Written request — Determine how many lines contain the string "TradingView" and reply with that number alone.
# start of Supplied information
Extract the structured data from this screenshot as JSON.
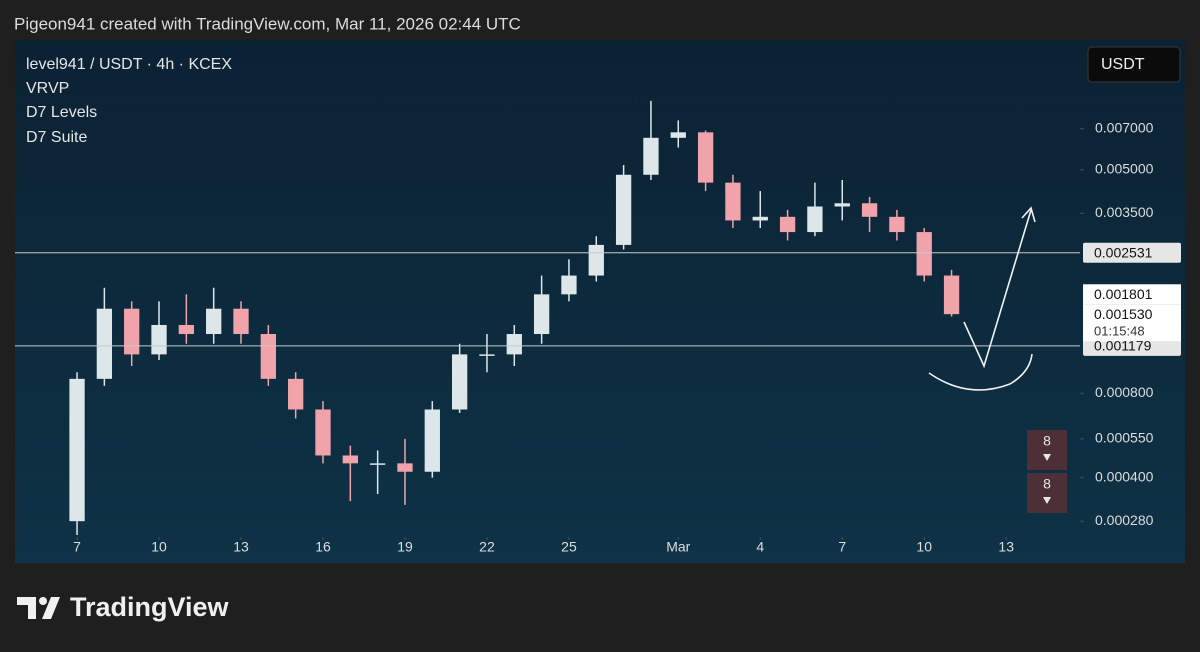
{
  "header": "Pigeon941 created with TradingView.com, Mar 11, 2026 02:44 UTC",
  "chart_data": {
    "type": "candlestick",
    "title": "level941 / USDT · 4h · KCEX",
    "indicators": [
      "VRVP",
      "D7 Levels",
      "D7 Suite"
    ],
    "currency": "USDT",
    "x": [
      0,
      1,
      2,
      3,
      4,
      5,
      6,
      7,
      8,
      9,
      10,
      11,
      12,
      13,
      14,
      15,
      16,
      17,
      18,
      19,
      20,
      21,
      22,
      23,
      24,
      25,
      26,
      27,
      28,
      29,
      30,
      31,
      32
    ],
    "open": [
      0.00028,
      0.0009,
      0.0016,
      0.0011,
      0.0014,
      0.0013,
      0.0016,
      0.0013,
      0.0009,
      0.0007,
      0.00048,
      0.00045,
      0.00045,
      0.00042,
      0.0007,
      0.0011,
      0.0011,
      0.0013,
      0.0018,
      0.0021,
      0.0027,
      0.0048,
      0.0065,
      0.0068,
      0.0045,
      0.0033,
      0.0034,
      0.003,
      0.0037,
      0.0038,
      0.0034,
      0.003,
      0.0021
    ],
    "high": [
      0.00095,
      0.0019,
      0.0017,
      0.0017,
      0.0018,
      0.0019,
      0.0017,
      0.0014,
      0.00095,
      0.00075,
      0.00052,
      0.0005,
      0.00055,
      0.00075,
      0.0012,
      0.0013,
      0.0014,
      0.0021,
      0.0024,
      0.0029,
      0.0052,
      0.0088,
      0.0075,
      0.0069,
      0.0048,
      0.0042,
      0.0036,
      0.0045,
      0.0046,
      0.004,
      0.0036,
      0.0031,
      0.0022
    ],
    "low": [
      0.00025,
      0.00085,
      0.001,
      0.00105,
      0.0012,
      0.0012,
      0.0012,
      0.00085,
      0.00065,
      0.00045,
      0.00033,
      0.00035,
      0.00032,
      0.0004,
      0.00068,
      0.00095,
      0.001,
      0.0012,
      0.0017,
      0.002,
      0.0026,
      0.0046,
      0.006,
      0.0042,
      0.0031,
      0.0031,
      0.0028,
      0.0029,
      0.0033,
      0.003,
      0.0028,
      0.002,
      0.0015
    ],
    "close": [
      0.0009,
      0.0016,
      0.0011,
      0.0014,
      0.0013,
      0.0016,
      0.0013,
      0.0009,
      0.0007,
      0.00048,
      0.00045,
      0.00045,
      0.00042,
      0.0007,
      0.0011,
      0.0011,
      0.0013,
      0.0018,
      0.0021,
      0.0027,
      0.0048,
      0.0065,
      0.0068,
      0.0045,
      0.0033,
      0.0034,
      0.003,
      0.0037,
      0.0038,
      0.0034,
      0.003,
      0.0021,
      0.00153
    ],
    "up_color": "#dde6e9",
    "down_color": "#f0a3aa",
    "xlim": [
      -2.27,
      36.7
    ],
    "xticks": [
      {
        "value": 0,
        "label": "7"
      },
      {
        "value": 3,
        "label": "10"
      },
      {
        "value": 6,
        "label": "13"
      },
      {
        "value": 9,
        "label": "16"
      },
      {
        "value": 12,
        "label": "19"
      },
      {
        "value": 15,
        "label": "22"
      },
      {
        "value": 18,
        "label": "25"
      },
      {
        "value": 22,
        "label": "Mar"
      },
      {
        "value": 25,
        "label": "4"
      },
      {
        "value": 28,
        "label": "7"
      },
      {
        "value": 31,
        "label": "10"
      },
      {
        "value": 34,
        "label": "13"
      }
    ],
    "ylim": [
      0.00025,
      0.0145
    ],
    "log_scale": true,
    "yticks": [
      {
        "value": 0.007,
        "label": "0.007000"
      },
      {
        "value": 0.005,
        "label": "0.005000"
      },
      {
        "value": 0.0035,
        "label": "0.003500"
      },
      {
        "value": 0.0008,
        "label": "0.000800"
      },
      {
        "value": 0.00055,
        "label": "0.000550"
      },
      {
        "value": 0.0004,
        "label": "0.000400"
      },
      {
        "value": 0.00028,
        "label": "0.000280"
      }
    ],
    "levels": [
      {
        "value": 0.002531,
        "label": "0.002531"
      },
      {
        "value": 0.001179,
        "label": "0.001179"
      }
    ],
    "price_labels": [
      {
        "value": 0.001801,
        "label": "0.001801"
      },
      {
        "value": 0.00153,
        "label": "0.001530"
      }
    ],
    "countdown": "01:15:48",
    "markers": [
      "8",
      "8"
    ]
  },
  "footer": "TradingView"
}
# end of Supplied information
Task result — 2